:: Extracted data entries ::
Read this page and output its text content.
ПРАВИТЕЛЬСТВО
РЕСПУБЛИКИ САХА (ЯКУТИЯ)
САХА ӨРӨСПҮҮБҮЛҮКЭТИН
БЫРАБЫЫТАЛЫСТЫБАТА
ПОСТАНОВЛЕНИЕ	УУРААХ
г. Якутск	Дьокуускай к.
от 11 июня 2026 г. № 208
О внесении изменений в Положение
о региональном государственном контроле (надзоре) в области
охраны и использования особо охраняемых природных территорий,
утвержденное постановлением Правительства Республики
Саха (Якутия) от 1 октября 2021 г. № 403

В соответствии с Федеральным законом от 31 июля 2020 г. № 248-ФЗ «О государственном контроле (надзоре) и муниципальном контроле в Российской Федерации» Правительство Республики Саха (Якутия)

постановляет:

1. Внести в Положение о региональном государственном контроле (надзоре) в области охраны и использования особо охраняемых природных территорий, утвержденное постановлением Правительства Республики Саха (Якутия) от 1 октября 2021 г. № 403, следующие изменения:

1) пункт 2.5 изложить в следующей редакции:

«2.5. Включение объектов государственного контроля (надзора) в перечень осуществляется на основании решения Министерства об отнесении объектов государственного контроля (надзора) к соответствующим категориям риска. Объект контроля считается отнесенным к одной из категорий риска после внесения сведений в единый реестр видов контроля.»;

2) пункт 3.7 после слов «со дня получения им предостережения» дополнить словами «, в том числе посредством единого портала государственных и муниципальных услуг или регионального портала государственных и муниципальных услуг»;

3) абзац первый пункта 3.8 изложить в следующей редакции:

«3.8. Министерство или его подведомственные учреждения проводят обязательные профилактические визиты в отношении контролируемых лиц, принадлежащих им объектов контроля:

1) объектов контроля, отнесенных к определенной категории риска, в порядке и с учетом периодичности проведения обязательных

:: What is being asked ::
Write every record out again, unaltered.

:: Answer in full ::
Read this page and output its text content.
ПРАВИТЕЛЬСТВО
РЕСПУБЛИКИ САХА (ЯКУТИЯ)
САХА ӨРӨСПҮҮБҮЛҮКЭТИН
БЫРАБЫЫТАЛЫСТЫБАТА
ПОСТАНОВЛЕНИЕ	УУРААХ
г. Якутск	Дьокуускай к.
от 11 июня 2026 г. № 208
О внесении изменений в Положение
о региональном государственном контроле (надзоре) в области
охраны и использования особо охраняемых природных территорий,
утвержденное постановлением Правительства Республики
Саха (Якутия) от 1 октября 2021 г. № 403

В соответствии с Федеральным законом от 31 июля 2020 г. № 248-ФЗ «О государственном контроле (надзоре) и муниципальном контроле в Российской Федерации» Правительство Республики Саха (Якутия)

постановляет:

1. Внести в Положение о региональном государственном контроле (надзоре) в области охраны и использования особо охраняемых природных территорий, утвержденное постановлением Правительства Республики Саха (Якутия) от 1 октября 2021 г. № 403, следующие изменения:

1) пункт 2.5 изложить в следующей редакции:

«2.5. Включение объектов государственного контроля (надзора) в перечень осуществляется на основании решения Министерства об отнесении объектов государственного контроля (надзора) к соответствующим категориям риска. Объект контроля считается отнесенным к одной из категорий риска после внесения сведений в единый реестр видов контроля.»;

2) пункт 3.7 после слов «со дня получения им предостережения» дополнить словами «, в том числе посредством единого портала государственных и муниципальных услуг или регионального портала государственных и муниципальных услуг»;

3) абзац первый пункта 3.8 изложить в следующей редакции:

«3.8. Министерство или его подведомственные учреждения проводят обязательные профилактические визиты в отношении контролируемых лиц, принадлежащих им объектов контроля:

1) объектов контроля, отнесенных к определенной категории риска, в порядке и с учетом периодичности проведения обязательных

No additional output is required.